■ GOAL OF THE EXERCISE: Set out each line from the following listing that includes the word "cardiac".

■ LISTED RECORDS:
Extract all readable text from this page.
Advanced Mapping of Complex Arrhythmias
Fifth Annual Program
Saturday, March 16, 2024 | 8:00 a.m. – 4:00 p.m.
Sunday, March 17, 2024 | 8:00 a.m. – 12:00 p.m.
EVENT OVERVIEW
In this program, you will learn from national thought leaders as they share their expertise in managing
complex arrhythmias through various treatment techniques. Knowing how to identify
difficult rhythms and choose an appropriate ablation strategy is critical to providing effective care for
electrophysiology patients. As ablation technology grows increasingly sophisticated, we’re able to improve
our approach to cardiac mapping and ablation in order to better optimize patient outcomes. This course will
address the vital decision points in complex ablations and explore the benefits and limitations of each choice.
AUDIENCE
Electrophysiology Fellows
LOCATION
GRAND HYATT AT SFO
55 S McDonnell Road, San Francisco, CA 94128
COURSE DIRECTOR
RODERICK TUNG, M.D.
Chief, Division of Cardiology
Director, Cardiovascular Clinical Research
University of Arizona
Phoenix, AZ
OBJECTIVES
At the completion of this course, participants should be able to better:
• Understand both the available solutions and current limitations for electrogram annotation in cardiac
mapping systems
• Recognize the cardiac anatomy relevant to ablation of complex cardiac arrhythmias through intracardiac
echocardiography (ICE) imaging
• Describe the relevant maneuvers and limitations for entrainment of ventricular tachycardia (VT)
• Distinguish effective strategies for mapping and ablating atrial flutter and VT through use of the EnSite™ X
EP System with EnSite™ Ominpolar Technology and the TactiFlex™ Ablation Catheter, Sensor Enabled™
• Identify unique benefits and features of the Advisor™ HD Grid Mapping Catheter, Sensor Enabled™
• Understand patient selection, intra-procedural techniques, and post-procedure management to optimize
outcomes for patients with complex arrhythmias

* * *

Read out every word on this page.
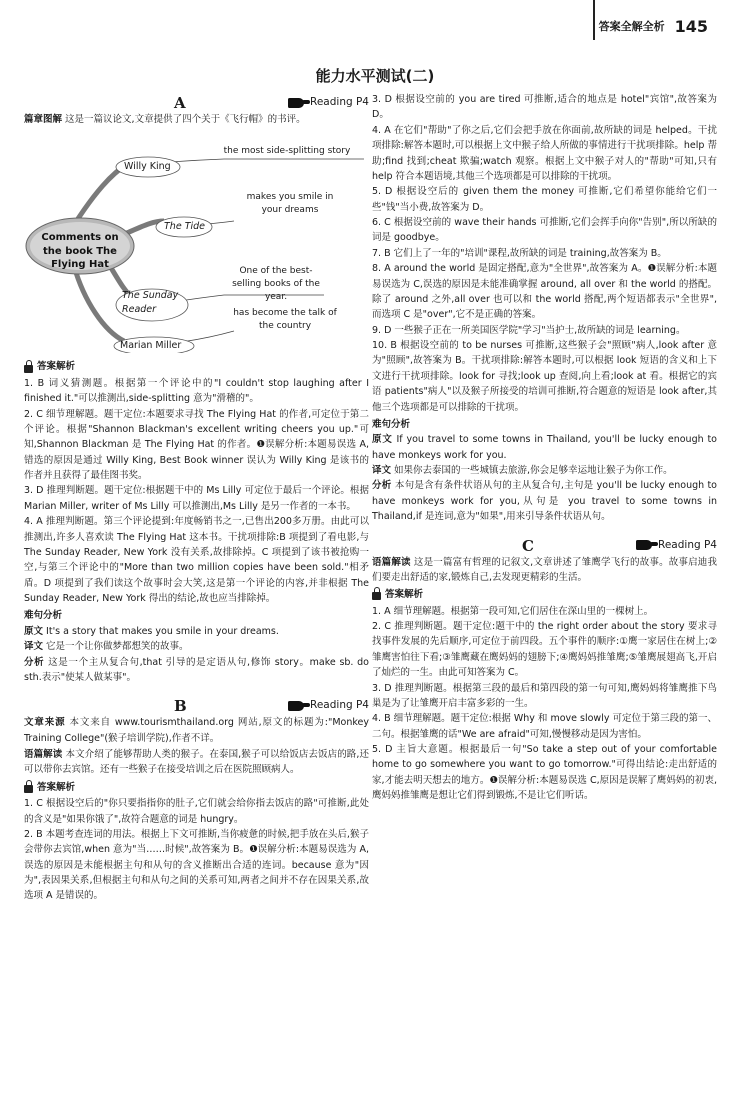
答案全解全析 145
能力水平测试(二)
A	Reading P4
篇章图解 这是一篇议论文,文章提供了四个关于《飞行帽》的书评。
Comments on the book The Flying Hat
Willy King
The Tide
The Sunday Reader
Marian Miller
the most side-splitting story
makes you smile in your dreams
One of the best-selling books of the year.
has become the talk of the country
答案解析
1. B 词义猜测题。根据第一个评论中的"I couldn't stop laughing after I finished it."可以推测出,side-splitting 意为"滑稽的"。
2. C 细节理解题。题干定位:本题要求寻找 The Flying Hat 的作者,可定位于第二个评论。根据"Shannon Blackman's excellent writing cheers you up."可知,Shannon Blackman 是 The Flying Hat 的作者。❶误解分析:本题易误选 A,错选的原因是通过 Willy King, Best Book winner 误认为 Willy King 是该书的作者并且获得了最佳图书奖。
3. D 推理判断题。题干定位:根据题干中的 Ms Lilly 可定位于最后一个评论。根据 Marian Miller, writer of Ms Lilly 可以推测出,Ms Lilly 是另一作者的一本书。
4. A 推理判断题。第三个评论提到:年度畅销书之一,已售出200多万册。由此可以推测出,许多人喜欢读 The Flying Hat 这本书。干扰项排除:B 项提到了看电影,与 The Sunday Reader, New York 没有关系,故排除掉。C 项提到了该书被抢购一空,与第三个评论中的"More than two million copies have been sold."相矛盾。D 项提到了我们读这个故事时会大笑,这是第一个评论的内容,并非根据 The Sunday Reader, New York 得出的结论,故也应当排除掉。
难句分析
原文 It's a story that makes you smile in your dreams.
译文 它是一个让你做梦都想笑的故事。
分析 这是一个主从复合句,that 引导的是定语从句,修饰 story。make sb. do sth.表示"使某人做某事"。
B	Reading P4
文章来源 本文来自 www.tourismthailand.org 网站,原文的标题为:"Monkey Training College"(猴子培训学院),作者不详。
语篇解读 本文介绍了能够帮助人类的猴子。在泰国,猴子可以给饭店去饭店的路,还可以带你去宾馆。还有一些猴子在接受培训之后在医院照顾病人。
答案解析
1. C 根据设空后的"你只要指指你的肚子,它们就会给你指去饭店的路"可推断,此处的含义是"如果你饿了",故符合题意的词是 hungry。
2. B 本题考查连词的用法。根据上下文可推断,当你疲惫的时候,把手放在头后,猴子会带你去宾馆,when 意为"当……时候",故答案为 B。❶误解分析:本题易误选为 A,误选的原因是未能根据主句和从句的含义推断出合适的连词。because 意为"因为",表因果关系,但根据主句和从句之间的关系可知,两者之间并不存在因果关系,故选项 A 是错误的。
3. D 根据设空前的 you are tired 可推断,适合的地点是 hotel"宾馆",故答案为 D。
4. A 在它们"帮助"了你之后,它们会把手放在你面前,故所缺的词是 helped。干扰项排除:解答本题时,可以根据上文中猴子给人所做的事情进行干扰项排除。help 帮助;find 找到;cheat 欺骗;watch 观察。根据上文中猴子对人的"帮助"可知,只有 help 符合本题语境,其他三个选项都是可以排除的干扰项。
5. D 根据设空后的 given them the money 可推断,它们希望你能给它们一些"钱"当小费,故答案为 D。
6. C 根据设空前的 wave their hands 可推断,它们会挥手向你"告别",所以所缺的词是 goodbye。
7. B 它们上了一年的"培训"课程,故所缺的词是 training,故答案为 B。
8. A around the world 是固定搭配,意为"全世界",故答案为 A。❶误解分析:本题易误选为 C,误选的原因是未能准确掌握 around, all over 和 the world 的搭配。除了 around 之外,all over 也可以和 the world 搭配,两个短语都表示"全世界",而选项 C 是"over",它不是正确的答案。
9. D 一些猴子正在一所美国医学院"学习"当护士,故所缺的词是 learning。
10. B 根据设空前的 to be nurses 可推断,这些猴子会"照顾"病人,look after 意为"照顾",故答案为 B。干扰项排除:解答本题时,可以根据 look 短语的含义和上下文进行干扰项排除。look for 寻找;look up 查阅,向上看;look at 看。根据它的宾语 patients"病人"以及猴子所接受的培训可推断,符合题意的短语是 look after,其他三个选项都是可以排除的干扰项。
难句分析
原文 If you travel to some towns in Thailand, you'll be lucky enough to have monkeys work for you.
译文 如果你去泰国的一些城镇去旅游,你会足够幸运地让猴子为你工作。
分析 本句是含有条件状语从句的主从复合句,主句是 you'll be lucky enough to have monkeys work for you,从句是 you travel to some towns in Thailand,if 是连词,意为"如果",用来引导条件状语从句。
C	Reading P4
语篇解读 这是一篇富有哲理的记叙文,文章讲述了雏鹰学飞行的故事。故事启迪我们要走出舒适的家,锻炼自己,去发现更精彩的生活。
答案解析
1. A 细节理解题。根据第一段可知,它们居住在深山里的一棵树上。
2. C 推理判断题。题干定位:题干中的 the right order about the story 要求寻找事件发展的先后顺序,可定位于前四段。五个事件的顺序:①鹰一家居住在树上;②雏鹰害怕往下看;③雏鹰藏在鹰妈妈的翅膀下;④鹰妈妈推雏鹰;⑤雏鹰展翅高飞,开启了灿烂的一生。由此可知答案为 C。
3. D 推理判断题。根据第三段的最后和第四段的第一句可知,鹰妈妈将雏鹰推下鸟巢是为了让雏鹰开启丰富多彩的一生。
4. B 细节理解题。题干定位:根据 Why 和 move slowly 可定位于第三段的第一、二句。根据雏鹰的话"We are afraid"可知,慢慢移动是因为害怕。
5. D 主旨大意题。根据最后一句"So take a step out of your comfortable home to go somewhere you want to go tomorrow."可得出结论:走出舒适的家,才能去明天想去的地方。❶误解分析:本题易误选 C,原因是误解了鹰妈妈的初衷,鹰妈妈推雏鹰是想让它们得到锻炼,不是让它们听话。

■ RESULT FOR THIS EXERCISE:
our approach to cardiac mapping and ablation in order to better optimize patient outcomes. This course will
• Understand both the available solutions and current limitations for electrogram annotation in cardiac
• Recognize the cardiac anatomy relevant to ablation of complex cardiac arrhythmias through intracardiac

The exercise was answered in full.